Goal of the exercise.
Count every line where "JSON" shows up, and give that number only.

Supplied data.
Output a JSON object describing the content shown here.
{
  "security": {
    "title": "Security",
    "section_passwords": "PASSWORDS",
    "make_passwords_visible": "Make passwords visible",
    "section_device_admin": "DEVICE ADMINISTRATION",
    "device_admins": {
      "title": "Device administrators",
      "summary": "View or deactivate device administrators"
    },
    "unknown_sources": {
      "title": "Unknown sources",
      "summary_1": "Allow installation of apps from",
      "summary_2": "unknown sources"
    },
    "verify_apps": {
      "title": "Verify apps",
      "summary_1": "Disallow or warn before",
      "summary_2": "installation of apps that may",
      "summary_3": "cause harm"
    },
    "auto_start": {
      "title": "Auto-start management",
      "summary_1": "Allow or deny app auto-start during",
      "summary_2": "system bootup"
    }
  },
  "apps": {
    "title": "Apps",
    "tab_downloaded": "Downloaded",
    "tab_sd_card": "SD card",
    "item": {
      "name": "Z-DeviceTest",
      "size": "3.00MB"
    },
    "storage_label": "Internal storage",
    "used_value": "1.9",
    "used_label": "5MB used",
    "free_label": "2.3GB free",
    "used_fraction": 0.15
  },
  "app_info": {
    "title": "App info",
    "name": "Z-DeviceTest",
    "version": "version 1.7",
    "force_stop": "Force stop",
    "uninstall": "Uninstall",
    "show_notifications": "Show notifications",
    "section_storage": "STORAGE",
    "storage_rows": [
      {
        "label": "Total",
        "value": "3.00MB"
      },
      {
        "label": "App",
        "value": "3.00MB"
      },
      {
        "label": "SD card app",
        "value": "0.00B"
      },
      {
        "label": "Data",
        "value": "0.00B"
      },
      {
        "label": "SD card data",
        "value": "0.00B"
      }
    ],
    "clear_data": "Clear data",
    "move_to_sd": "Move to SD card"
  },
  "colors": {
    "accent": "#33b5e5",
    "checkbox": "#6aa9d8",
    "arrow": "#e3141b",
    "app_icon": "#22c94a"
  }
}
==
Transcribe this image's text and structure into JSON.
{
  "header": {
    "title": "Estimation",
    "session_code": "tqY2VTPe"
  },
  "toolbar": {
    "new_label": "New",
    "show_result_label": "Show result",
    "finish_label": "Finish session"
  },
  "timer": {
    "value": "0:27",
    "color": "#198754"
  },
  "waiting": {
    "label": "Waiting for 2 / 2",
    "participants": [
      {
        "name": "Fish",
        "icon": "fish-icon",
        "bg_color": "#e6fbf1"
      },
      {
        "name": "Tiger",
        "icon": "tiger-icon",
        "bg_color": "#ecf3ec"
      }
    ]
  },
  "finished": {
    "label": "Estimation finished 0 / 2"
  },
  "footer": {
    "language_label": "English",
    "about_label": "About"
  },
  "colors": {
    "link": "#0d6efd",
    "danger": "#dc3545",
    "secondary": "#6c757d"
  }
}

Solved exercise.
2